** PROVIDED DATA **
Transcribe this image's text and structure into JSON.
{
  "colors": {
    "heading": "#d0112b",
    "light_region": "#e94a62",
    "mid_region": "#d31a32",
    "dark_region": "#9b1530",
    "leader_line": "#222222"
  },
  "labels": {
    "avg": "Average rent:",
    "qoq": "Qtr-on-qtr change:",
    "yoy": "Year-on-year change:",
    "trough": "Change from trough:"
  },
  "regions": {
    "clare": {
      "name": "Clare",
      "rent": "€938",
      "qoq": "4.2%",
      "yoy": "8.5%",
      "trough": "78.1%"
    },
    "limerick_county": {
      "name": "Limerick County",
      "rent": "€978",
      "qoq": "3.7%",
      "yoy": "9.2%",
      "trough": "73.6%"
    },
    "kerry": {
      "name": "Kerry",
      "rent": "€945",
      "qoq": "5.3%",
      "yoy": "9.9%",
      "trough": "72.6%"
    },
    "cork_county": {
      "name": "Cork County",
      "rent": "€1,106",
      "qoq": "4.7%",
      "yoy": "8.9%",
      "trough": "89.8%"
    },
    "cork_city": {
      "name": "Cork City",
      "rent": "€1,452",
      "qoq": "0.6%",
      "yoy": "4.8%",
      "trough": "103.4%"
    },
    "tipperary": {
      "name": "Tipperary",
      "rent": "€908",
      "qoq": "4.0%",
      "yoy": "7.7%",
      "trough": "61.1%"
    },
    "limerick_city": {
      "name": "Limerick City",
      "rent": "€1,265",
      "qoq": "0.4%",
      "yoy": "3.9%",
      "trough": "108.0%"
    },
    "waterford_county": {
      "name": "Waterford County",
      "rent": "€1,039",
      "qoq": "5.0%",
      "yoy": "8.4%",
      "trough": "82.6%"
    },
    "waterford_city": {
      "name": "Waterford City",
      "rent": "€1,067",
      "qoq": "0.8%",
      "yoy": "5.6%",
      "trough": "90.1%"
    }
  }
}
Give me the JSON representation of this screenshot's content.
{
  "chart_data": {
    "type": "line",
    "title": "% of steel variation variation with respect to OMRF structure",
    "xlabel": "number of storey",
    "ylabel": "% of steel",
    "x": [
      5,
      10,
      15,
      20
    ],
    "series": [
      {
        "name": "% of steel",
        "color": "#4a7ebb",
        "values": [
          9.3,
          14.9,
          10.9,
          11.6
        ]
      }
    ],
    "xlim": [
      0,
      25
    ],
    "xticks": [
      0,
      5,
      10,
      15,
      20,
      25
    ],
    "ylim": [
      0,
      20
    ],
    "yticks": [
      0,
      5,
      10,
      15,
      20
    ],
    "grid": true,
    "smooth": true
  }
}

** DIRECTIVE **
Restate word for word the lines from the one holding "Give me the" to the end of the listing, both ends included, and nothing more.

** SOLUTION FOR THIS TASK **
Give me the JSON representation of this screenshot's content.
{
  "chart_data": {
    "type": "line",
    "title": "% of steel variation variation with respect to OMRF structure",
    "xlabel": "number of storey",
    "ylabel": "% of steel",
    "x": [
      5,
      10,
      15,
      20
    ],
    "series": [
      {
        "name": "% of steel",
        "color": "#4a7ebb",
        "values": [
          9.3,
          14.9,
          10.9,
          11.6
        ]
      }
    ],
    "xlim": [
      0,
      25
    ],
    "xticks": [
      0,
      5,
      10,
      15,
      20,
      25
    ],
    "ylim": [
      0,
      20
    ],
    "yticks": [
      0,
      5,
      10,
      15,
      20
    ],
    "grid": true,
    "smooth": true
  }
}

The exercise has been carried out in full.